_Written problem:_ Check each line of the records below for the string "MOBILE", then state how many lines contain it, with no other output.

_Stored items:_
** START **
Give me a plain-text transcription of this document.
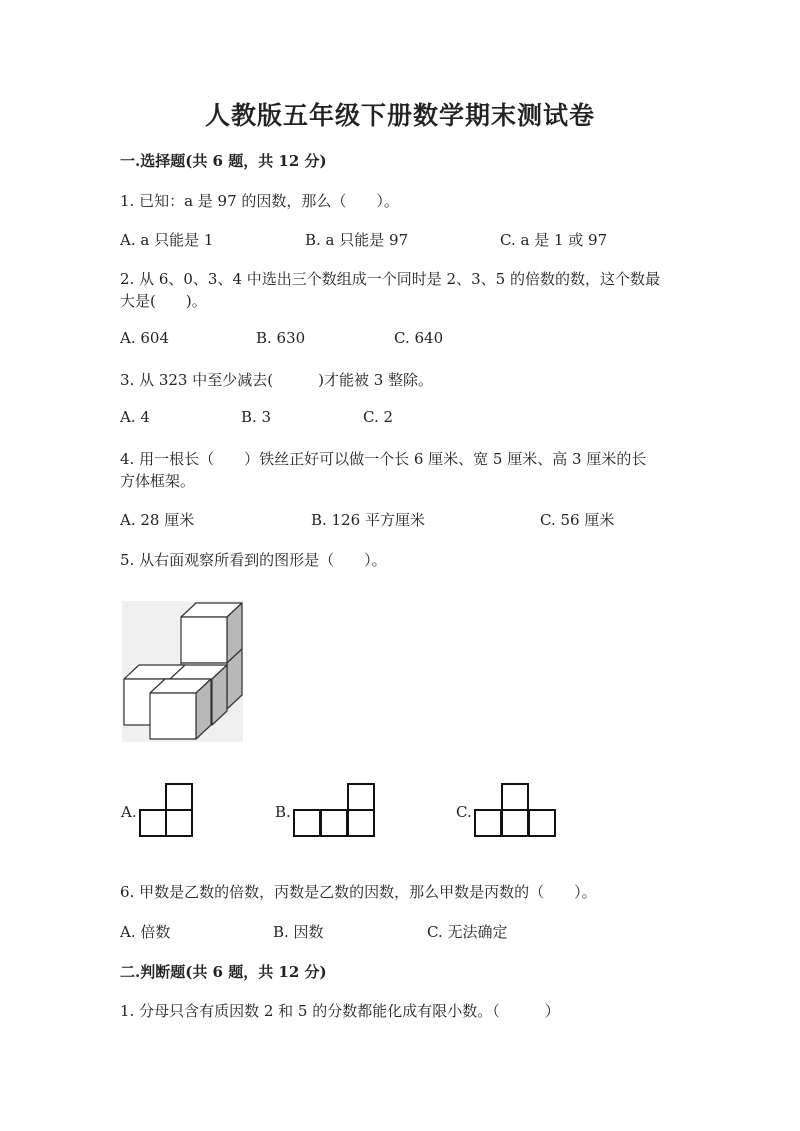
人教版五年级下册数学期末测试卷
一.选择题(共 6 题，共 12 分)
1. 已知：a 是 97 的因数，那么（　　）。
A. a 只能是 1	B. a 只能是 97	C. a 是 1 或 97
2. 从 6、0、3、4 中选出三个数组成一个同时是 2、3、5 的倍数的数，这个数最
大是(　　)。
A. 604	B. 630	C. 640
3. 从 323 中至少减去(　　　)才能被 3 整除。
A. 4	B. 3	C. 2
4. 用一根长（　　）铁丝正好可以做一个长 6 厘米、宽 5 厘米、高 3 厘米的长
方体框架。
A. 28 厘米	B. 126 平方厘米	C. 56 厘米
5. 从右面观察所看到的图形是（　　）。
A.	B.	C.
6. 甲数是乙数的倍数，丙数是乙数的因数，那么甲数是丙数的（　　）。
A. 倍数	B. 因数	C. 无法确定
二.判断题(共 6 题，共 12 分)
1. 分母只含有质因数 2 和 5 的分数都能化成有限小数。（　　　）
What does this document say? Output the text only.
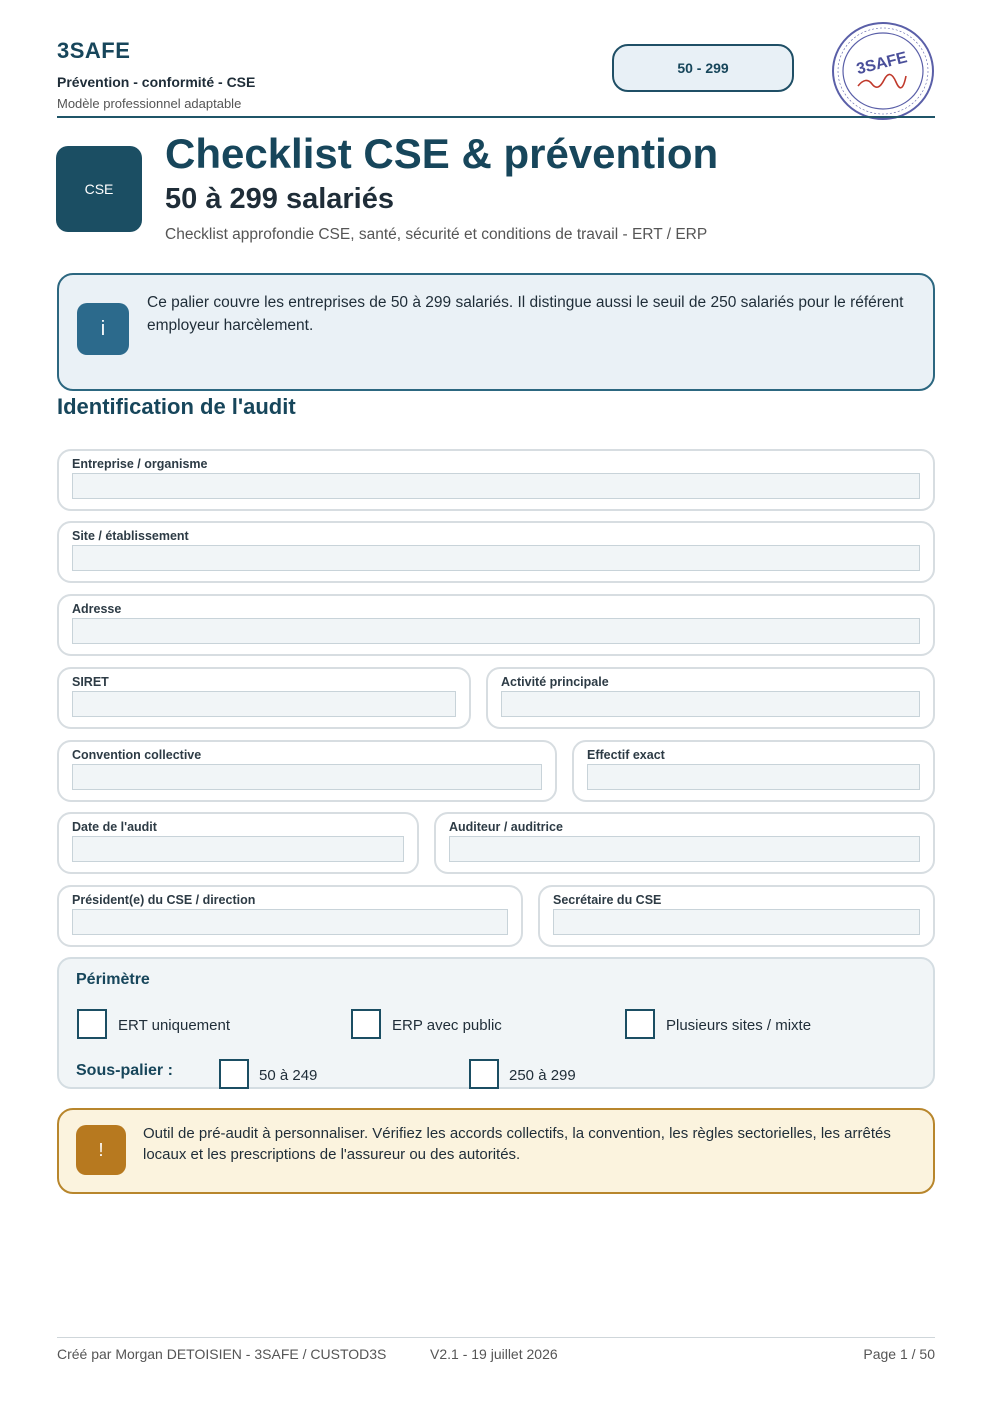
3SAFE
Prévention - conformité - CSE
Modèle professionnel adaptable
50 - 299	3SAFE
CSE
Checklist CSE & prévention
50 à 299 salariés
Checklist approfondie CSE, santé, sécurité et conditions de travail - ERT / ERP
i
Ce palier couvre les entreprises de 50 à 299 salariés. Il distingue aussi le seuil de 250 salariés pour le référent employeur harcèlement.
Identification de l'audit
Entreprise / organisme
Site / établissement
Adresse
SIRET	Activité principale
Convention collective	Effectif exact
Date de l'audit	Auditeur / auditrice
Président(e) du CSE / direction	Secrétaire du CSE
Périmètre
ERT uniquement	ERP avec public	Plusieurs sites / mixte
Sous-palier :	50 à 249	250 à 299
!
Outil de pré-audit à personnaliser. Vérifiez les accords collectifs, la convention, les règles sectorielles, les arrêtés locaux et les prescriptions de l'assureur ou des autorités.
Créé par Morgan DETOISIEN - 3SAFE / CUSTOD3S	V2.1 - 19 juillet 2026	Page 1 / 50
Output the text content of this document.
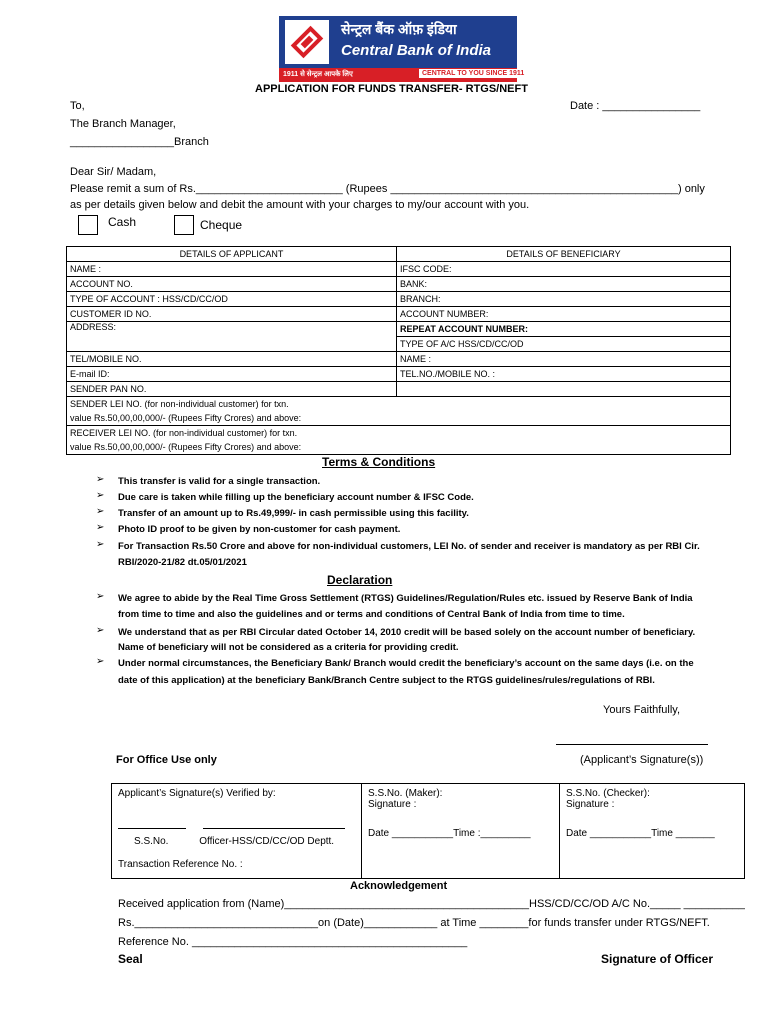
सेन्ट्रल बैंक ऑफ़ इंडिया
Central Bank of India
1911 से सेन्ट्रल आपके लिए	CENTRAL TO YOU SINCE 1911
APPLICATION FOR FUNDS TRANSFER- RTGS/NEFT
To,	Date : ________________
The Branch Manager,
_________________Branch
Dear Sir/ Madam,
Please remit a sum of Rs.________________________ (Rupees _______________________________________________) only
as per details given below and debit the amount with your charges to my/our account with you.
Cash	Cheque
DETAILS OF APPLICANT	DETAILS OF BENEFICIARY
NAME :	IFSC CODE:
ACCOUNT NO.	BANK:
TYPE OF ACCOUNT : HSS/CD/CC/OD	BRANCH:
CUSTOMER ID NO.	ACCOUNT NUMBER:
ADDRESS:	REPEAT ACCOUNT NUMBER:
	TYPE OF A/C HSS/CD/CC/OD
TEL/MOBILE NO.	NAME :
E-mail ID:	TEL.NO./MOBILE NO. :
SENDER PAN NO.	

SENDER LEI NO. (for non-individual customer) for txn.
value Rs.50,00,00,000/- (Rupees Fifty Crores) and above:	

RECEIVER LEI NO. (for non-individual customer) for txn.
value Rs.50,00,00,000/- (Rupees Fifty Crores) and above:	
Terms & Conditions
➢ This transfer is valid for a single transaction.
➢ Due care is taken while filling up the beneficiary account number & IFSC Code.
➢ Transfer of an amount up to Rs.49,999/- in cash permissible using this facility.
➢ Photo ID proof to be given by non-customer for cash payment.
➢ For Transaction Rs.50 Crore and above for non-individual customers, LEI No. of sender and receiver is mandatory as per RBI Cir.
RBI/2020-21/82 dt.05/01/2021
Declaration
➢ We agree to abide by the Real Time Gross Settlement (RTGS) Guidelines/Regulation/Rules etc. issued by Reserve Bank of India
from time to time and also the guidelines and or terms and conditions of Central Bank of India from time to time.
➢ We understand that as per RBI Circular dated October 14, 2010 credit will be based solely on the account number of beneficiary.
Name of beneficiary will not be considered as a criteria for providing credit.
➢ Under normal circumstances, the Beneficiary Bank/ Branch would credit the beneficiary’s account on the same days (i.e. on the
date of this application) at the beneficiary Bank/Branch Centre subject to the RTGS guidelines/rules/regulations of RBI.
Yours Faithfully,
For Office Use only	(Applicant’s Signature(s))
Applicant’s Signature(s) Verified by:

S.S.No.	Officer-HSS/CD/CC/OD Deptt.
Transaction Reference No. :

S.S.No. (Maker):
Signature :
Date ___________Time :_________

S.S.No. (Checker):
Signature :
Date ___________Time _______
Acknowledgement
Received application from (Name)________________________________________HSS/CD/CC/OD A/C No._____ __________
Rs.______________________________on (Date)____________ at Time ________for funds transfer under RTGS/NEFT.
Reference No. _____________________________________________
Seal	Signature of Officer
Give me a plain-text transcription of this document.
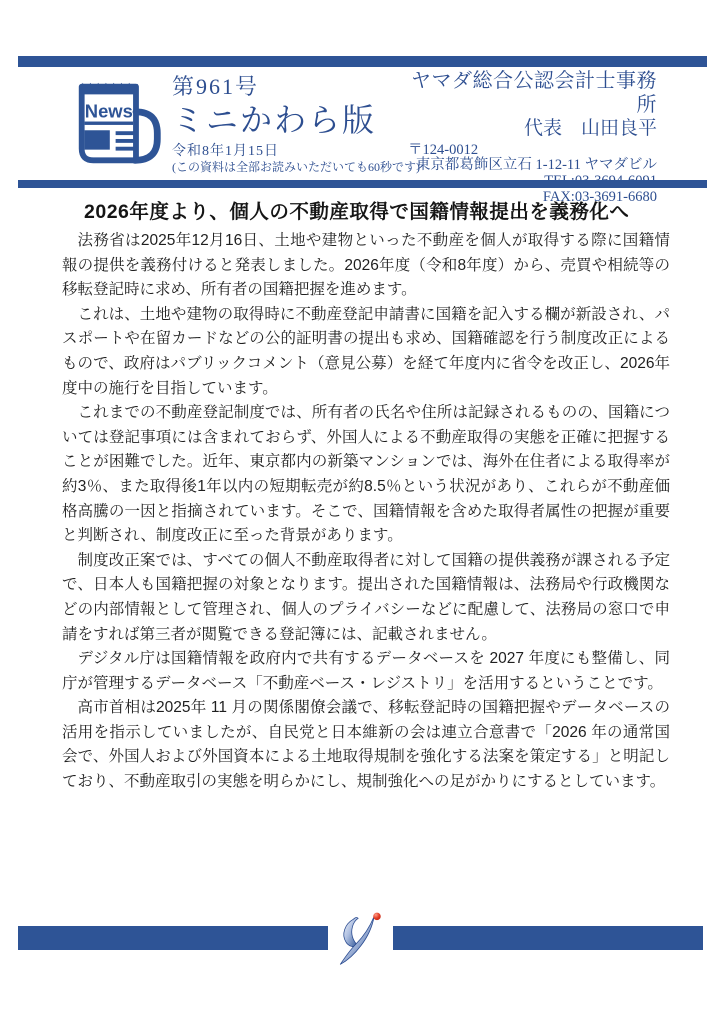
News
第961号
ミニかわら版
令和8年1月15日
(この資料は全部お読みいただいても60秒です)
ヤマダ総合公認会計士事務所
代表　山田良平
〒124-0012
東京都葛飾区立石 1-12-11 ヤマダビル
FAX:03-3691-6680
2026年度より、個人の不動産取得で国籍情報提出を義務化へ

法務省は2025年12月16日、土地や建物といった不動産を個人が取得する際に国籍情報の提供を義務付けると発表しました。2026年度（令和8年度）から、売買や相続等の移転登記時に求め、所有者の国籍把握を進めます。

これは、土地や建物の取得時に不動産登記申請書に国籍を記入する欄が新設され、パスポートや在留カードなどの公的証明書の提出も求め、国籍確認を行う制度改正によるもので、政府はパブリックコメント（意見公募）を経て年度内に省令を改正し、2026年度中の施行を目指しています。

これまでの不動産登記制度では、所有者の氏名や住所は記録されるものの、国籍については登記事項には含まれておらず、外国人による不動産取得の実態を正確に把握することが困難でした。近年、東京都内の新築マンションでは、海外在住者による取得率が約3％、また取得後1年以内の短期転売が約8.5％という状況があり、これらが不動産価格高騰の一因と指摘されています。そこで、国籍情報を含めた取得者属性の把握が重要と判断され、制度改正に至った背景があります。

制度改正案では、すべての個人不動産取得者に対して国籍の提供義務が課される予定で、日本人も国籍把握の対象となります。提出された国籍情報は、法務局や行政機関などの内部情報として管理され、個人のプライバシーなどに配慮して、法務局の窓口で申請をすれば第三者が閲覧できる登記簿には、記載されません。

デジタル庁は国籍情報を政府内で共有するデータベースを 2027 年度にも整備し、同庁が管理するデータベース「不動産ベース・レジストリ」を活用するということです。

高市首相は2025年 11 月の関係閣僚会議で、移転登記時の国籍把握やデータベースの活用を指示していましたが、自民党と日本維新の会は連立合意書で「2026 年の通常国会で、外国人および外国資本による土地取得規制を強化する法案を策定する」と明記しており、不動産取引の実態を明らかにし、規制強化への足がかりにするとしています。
** END **
_Solution:_ 2